## Task instructions
Scan the data below for the string "background". Copy every line where it appears.

Stored data
* BEGIN *
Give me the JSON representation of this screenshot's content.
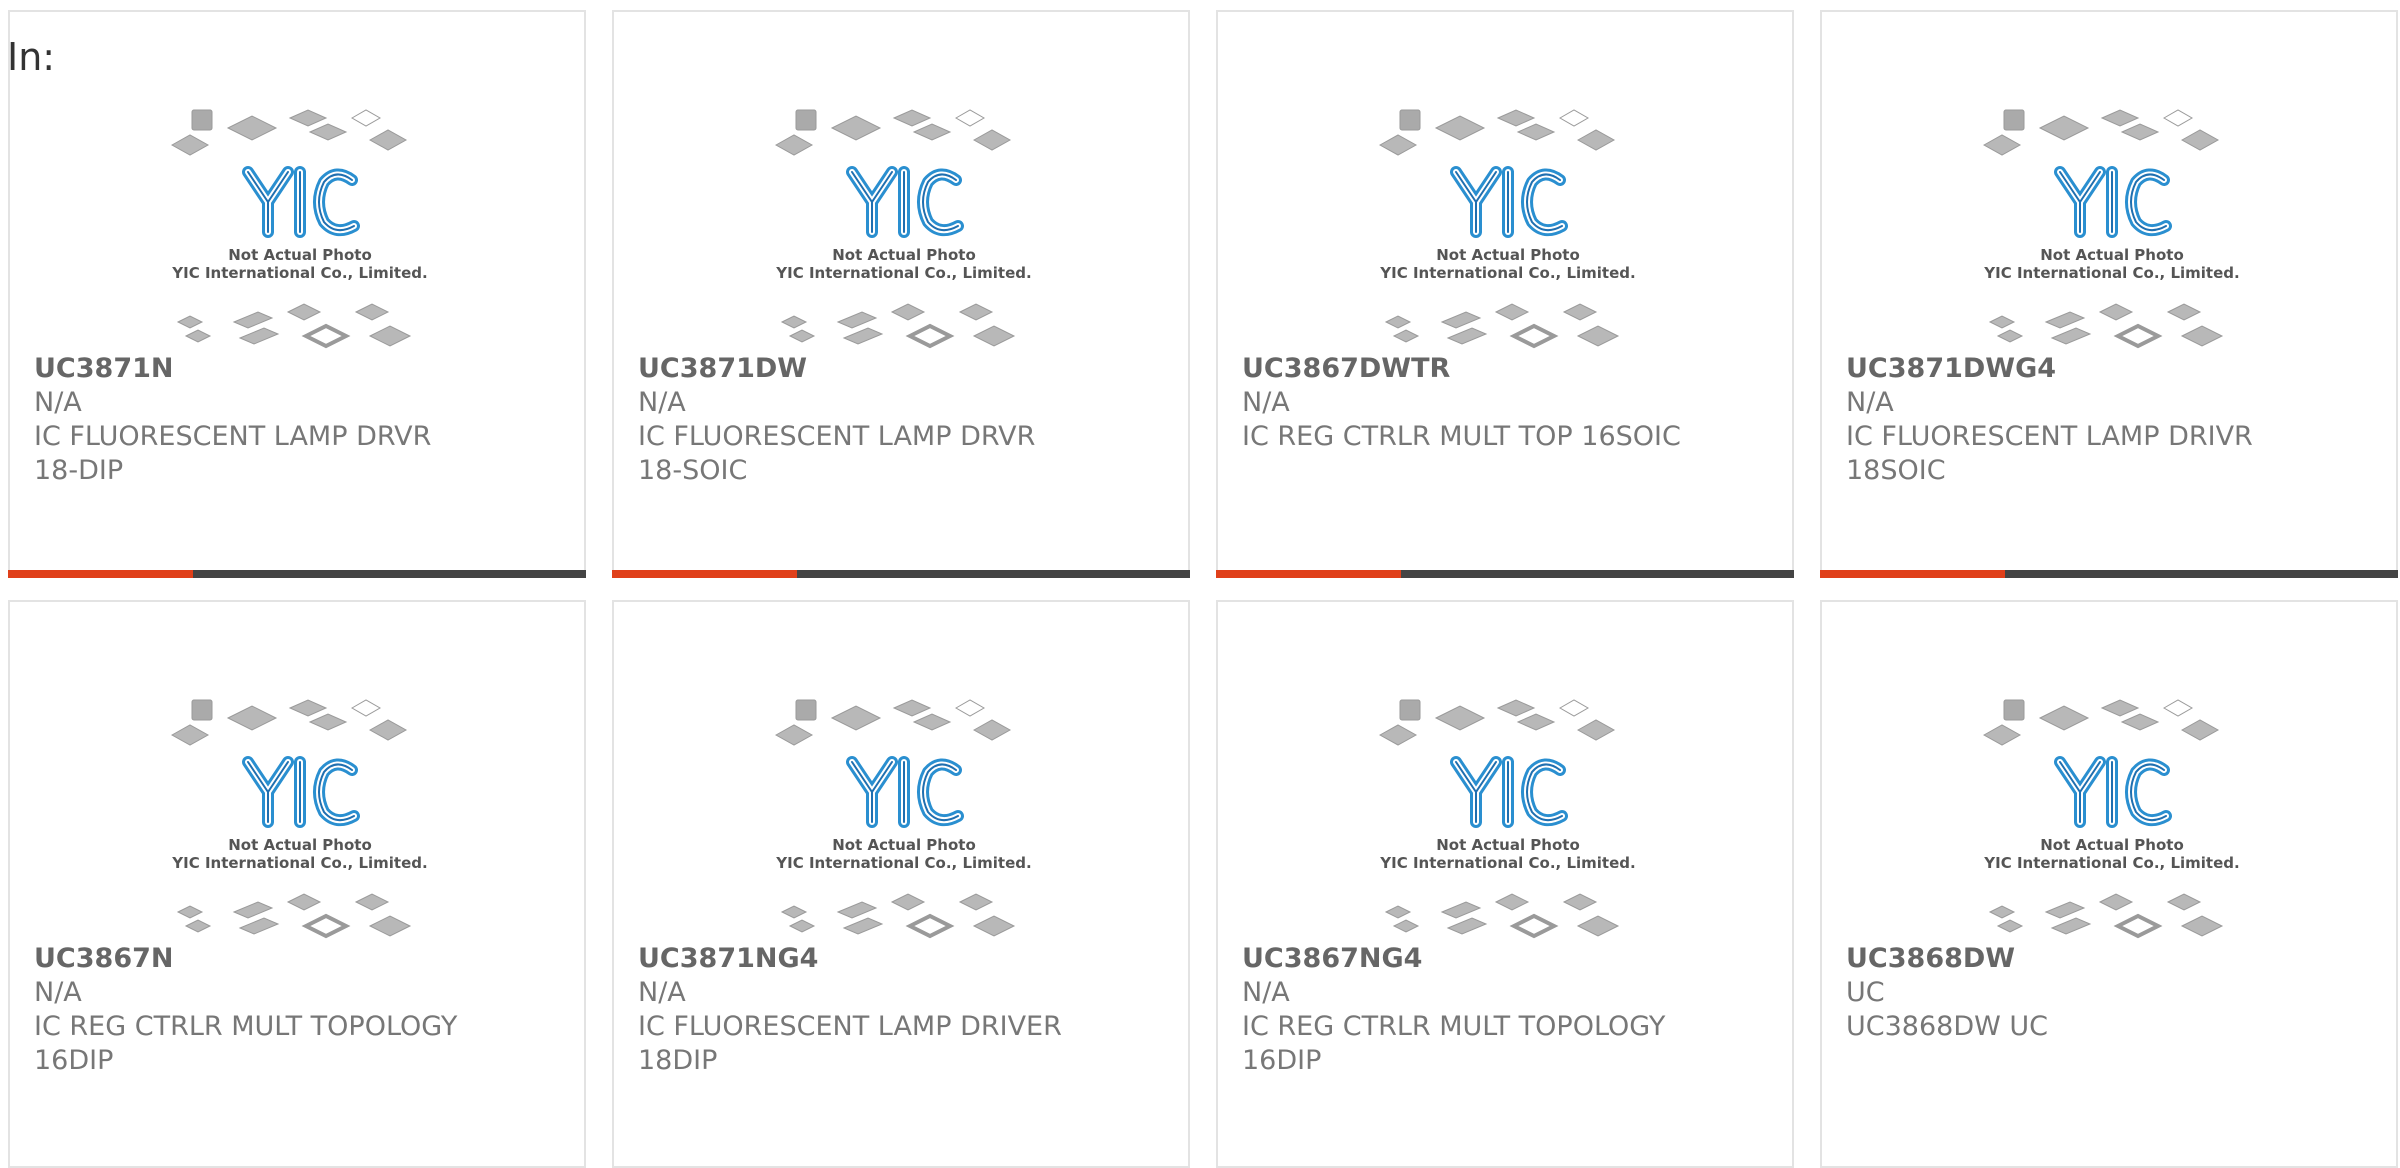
{
  "page": {
    "label": "In:"
  },
  "brand": {
    "logo_text": "YIC",
    "caption_line1": "Not Actual Photo",
    "caption_line2": "YIC International Co., Limited."
  },
  "colors": {
    "accent": "#e0401a",
    "bar_track": "#444444",
    "logo_blue": "#2a8fd0",
    "border": "#e3e3e3"
  },
  "products": [
    {
      "part": "UC3871N",
      "manufacturer": "N/A",
      "description": "IC FLUORESCENT LAMP DRVR\n18-DIP",
      "progress_fraction": 0.32
    },
    {
      "part": "UC3871DW",
      "manufacturer": "N/A",
      "description": "IC FLUORESCENT LAMP DRVR\n18-SOIC",
      "progress_fraction": 0.32
    },
    {
      "part": "UC3867DWTR",
      "manufacturer": "N/A",
      "description": "IC REG CTRLR MULT TOP 16SOIC",
      "progress_fraction": 0.32
    },
    {
      "part": "UC3871DWG4",
      "manufacturer": "N/A",
      "description": "IC FLUORESCENT LAMP DRIVR\n18SOIC",
      "progress_fraction": 0.32
    },
    {
      "part": "UC3867N",
      "manufacturer": "N/A",
      "description": "IC REG CTRLR MULT TOPOLOGY\n16DIP",
      "progress_fraction": null
    },
    {
      "part": "UC3871NG4",
      "manufacturer": "N/A",
      "description": "IC FLUORESCENT LAMP DRIVER\n18DIP",
      "progress_fraction": null
    },
    {
      "part": "UC3867NG4",
      "manufacturer": "N/A",
      "description": "IC REG CTRLR MULT TOPOLOGY\n16DIP",
      "progress_fraction": null
    },
    {
      "part": "UC3868DW",
      "manufacturer": "UC",
      "description": "UC3868DW UC",
      "progress_fraction": null
    }
  ]
}
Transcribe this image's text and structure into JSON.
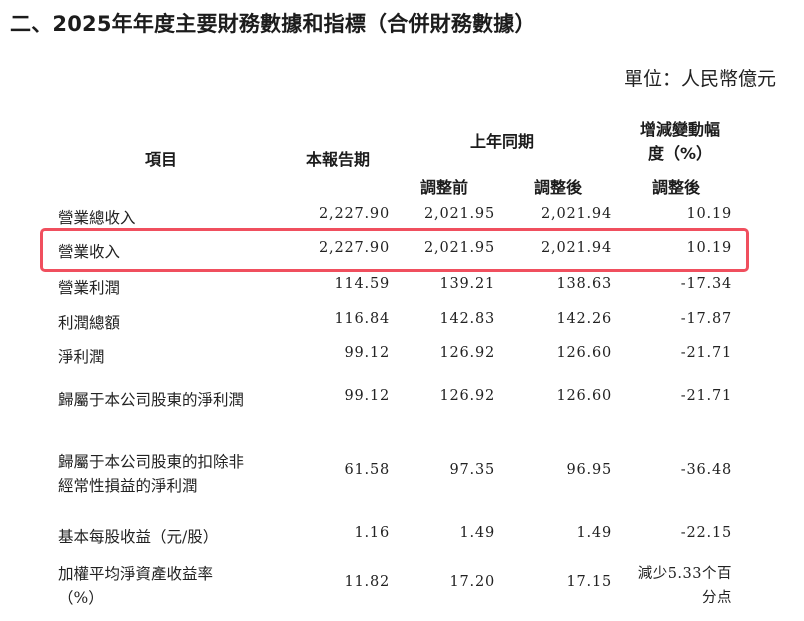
{
  "heading": "二、2025年年度主要財務數據和指標（合併財務數據）",
  "unit": "單位：人民幣億元",
  "headers": {
    "item": "項目",
    "current": "本報告期",
    "prior_group": "上年同期",
    "before_adjust": "調整前",
    "after_adjust": "調整後",
    "change_line1": "增減變動幅",
    "change_line2": "度（%）",
    "change_sub": "調整後"
  },
  "rows": [
    {
      "item": "營業總收入",
      "current": "2,227.90",
      "before": "2,021.95",
      "after": "2,021.94",
      "change": "10.19"
    },
    {
      "item": "營業收入",
      "current": "2,227.90",
      "before": "2,021.95",
      "after": "2,021.94",
      "change": "10.19"
    },
    {
      "item": "營業利潤",
      "current": "114.59",
      "before": "139.21",
      "after": "138.63",
      "change": "-17.34"
    },
    {
      "item": "利潤總額",
      "current": "116.84",
      "before": "142.83",
      "after": "142.26",
      "change": "-17.87"
    },
    {
      "item": "淨利潤",
      "current": "99.12",
      "before": "126.92",
      "after": "126.60",
      "change": "-21.71"
    },
    {
      "item": "歸屬于本公司股東的淨利潤",
      "current": "99.12",
      "before": "126.92",
      "after": "126.60",
      "change": "-21.71"
    },
    {
      "item_line1": "歸屬于本公司股東的扣除非",
      "item_line2": "經常性損益的淨利潤",
      "current": "61.58",
      "before": "97.35",
      "after": "96.95",
      "change": "-36.48"
    },
    {
      "item": "基本每股收益（元/股）",
      "current": "1.16",
      "before": "1.49",
      "after": "1.49",
      "change": "-22.15"
    },
    {
      "item_line1": "加權平均淨資產收益率",
      "item_line2": "（%）",
      "current": "11.82",
      "before": "17.20",
      "after": "17.15",
      "change_line1": "減少5.33个百",
      "change_line2": "分点"
    }
  ]
}
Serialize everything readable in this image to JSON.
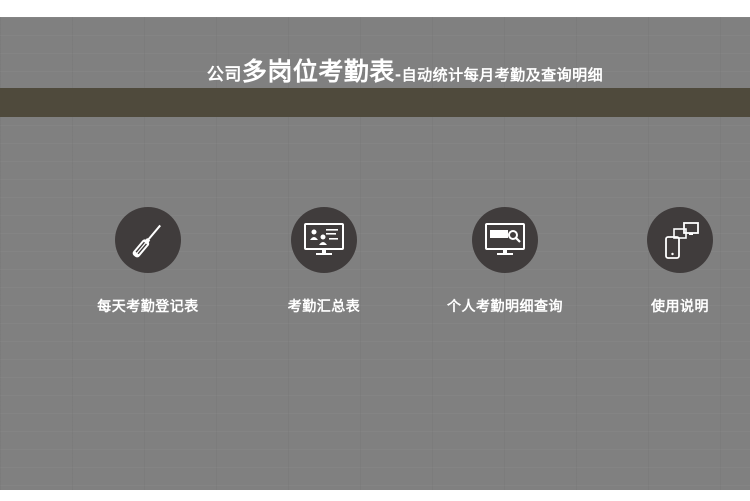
{
  "header": {
    "title_prefix": "公司",
    "title_main": "多岗位考勤表",
    "title_suffix": "-自动统计每月考勤及查询明细"
  },
  "tiles": [
    {
      "label": "每天考勤登记表",
      "icon": "screwdriver-icon"
    },
    {
      "label": "考勤汇总表",
      "icon": "monitor-users-icon"
    },
    {
      "label": "个人考勤明细查询",
      "icon": "monitor-search-icon"
    },
    {
      "label": "使用说明",
      "icon": "devices-icon"
    }
  ],
  "colors": {
    "background": "#808080",
    "band": "#4f4a3c",
    "icon_circle": "#403c3c",
    "text": "#ffffff"
  }
}
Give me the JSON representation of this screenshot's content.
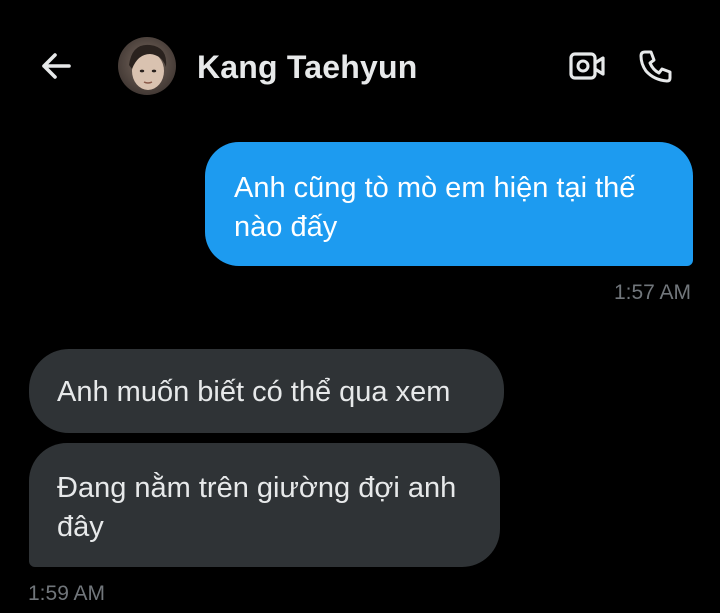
{
  "header": {
    "contact_name": "Kang Taehyun",
    "back_icon": "arrow-left-icon",
    "video_icon": "video-camera-icon",
    "call_icon": "phone-icon"
  },
  "messages": [
    {
      "direction": "outgoing",
      "text": "Anh cũng tò mò em hiện tại thế nào đấy"
    },
    {
      "direction": "incoming",
      "text": "Anh muốn biết có thể qua xem"
    },
    {
      "direction": "incoming",
      "text": "Đang nằm trên giường đợi anh đây"
    }
  ],
  "timestamps": {
    "outgoing": "1:57 AM",
    "incoming": "1:59 AM"
  },
  "colors": {
    "background": "#000000",
    "outgoing_bubble": "#1d9bf0",
    "incoming_bubble": "#2f3336",
    "text_primary": "#e7e9ea",
    "text_secondary": "#71767b"
  }
}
* END *
## The answer
    "background": "#808080",
    "background": "#000000",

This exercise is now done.